(Excerpt from a dataset):
====
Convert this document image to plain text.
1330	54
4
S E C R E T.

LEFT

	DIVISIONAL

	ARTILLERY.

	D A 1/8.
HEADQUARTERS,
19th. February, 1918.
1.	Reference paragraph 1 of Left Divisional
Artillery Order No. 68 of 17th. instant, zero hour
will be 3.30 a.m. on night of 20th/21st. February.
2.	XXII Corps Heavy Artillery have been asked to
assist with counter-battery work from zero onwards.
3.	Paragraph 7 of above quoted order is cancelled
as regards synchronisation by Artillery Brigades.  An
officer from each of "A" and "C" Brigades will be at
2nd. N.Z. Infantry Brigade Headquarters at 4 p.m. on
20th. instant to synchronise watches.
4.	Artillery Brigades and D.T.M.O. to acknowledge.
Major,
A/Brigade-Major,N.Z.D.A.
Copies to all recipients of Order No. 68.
====
(What to produce): Determine how many lines contain the word "Brigades" and reply with that number alone.

(Final answer): 3